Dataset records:
## Start

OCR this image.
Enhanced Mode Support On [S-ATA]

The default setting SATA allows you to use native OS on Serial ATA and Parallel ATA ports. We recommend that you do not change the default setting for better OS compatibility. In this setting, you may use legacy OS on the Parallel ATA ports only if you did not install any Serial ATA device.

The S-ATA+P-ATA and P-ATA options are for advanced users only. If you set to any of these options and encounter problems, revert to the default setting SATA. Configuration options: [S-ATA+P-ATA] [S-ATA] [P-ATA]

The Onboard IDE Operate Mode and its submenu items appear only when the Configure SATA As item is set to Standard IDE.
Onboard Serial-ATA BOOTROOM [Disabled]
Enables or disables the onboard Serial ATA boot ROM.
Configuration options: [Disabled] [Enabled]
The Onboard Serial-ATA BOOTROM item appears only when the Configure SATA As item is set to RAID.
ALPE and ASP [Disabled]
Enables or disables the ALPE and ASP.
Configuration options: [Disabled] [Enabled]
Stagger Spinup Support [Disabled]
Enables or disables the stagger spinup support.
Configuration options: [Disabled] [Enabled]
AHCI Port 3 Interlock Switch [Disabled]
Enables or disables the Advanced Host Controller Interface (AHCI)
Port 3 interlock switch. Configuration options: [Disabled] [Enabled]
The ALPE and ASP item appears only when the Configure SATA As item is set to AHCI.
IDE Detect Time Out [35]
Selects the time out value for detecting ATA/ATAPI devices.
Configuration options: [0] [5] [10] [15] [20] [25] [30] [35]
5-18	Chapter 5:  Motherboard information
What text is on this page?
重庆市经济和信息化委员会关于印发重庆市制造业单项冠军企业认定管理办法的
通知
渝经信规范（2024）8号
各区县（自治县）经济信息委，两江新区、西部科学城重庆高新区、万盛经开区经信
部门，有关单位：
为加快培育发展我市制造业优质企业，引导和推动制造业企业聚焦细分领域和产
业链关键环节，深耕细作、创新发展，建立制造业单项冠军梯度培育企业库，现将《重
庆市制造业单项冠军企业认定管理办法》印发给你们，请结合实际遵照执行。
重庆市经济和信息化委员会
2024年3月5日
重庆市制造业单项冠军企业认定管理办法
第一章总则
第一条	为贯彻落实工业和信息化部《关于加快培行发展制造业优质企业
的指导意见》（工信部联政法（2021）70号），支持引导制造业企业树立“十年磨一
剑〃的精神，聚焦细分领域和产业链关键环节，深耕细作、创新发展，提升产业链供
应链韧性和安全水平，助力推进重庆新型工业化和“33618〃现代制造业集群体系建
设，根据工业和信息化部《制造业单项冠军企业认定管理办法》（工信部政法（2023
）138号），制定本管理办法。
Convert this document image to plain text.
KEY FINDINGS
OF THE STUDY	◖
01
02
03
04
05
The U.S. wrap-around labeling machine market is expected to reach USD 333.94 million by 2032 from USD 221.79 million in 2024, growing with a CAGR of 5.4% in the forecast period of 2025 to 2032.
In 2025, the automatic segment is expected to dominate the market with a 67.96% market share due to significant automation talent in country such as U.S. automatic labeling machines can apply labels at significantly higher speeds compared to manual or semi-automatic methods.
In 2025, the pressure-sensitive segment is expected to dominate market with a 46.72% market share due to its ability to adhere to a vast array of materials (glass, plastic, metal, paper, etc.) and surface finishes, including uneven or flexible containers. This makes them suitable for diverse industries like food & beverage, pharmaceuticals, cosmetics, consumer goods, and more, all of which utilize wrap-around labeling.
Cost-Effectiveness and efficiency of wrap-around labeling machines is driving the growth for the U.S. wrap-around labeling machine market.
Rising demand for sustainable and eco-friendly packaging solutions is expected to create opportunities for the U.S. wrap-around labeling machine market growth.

## End

From the listing, copy every line where the string "labeling" appears.

Complete answer:
The U.S. wrap-around labeling machine market is expected to reach USD 333.94 million by 2032 from USD 221.79 million in 2024, growing with a CAGR of 5.4% in the forecast period of 2025 to 2032.
In 2025, the automatic segment is expected to dominate the market with a 67.96% market share due to significant automation talent in country such as U.S. automatic labeling machines can apply labels at significantly higher speeds compared to manual or semi-automatic methods.
In 2025, the pressure-sensitive segment is expected to dominate market with a 46.72% market share due to its ability to adhere to a vast array of materials (glass, plastic, metal, paper, etc.) and surface finishes, including uneven or flexible containers. This makes them suitable for diverse industries like food & beverage, pharmaceuticals, cosmetics, consumer goods, and more, all of which utilize wrap-around labeling.
Cost-Effectiveness and efficiency of wrap-around labeling machines is driving the growth for the U.S. wrap-around labeling machine market.
Rising demand for sustainable and eco-friendly packaging solutions is expected to create opportunities for the U.S. wrap-around labeling machine market growth.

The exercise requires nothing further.